DOCUMENT SEGMENT>
________________________________________

= Gabriel Segal (philosopher) =

Academic philosopher

Professor Gabriel Segal is an academic philosopher, cognitive scientist and an author.

== Background and education ==

Gabriel Mark Aurel Segal was born in the United Kingdom in 1959, and is the son of psychoanalyst Hanna Segal and brother of mathematician Dan Segal.

Segal was educated at University College London, where he received a BA in Philosophy with First Class Honours in 1981. Later he studied for his B. Phil. at the University of Oxford graduating in 1983 with an overall distinction, and winning the John Locke Prize in Mental Philosophy.

Finally, Segal received his PhD in Philosophy from MIT in 1987, supervised by Ned Block and Noam Chomsky.

== Academic career ==

Segal's first teaching appointment was at the University of Wisconsin-Madison, after which he accepted a lectureship at King's in 1989.

Segal has been lecturer, reader and professor of philosophy King's College London. He served as Head of Department and has been named Professor Emeritus.

== Publications ==

Segal has published extensively on cognitive science, philosophy of mind and psychology, and philosophy of language and linguistics. His work has appeared in academic journals, reviews, books and as individual papers

He co-authored Knowledge of Meaning: An Introduction to Semantic Theory with Richard Larson in 1995 (ISBN 978-0262621007). Segal also authored A Slim Book about Narrow Content, which was published in 2000 (ISBN 978-0262692304) and Twelve Steps To Psychological Good Health and Serenity – A Guide, published in 2013 (ISBN 978-1781488461) with a second edition released in 2017 (ISBN 978-1786238795). In the latter, Segal makes AA's traditional twelve-step program accessible to non-addicts as a psycho-behavioural tool for stress management and peace of mind.

________________________________________

DATA PROVIDED>
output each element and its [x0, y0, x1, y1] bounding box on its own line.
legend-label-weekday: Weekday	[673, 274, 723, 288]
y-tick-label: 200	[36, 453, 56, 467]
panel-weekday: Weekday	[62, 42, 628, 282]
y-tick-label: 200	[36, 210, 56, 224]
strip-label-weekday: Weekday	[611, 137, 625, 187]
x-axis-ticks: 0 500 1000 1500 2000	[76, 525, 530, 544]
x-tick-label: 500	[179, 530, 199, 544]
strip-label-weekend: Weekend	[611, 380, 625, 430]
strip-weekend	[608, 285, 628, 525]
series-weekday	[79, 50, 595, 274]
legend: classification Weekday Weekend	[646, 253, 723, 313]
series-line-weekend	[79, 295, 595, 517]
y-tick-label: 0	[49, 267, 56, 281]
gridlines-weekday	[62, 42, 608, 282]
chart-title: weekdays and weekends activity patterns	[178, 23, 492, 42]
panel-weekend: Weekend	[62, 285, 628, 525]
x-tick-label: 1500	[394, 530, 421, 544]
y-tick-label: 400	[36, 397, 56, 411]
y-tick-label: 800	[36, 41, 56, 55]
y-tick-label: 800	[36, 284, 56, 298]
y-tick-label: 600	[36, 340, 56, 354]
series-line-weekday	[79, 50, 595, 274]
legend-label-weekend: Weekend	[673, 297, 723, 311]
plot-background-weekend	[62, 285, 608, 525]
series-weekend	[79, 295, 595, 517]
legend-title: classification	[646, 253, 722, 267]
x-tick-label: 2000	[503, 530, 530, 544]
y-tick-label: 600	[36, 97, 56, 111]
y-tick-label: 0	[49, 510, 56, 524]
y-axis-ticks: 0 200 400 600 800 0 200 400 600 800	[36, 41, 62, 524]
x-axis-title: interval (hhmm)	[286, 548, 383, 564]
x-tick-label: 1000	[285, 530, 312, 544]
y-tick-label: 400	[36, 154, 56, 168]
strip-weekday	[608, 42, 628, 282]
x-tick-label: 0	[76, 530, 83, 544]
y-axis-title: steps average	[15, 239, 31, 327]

________________________________________

DIRECTIONS>
1: Retype the passage of the Gabriel Segal article starting with "Gabriel Mark Aurel" and going on through "King's in 1989.".
2: Pick up the Gabriel Segal article after its final sentence and keep writing it.

RESPONSES FOR EACH TASK>
1:
Gabriel Mark Aurel Segal was born in the United Kingdom in 1959, and is the son of psychoanalyst Hanna Segal and brother of mathematician Dan Segal.

Segal was educated at University College London, where he received a BA in Philosophy with First Class Honours in 1981. Later he studied for his B. Phil. at the University of Oxford graduating in 1983 with an overall distinction, and winning the John Locke Prize in Mental Philosophy.

Finally, Segal received his PhD in Philosophy from MIT in 1987, supervised by Ned Block and Noam Chomsky.

== Academic career ==

Segal's first teaching appointment was at the University of Wisconsin-Madison, after which he accepted a lectureship at King's in 1989.

2:
In September 2016, Segal co-edited Addiction and Choice: Rethinking the Relationship (ISBN 978-0198727224) with Nick Heather. The book was listed as "Highly Commended" in the category of Public Health at the BMA Book Awards 2017. Published by Oxford University Press, the 25-chapter book provides a multidisciplinary perspective on the relationship between addiction and choice from various fields, including philosophy, neuroscience, psychiatry, psychology and the law. Segal's chapters include "20: How an Addict's Power of Choice is Lost and can be Regained" in which he offers a neuro-scientific defence of Twelve-step programs and "24: Ambiguous terms and false dichotomies" in which he defends the disease model of addiction.

Segal appears as a regular panellist on the internet project AskPhilosophers, a question-and-answer website about philosophical issues. In one instance, a reader posed the question to the project: "Are there arguments against gay marriage that are not religious, bigoted or both?" Segal replied: "There are no good arguments meeting that description".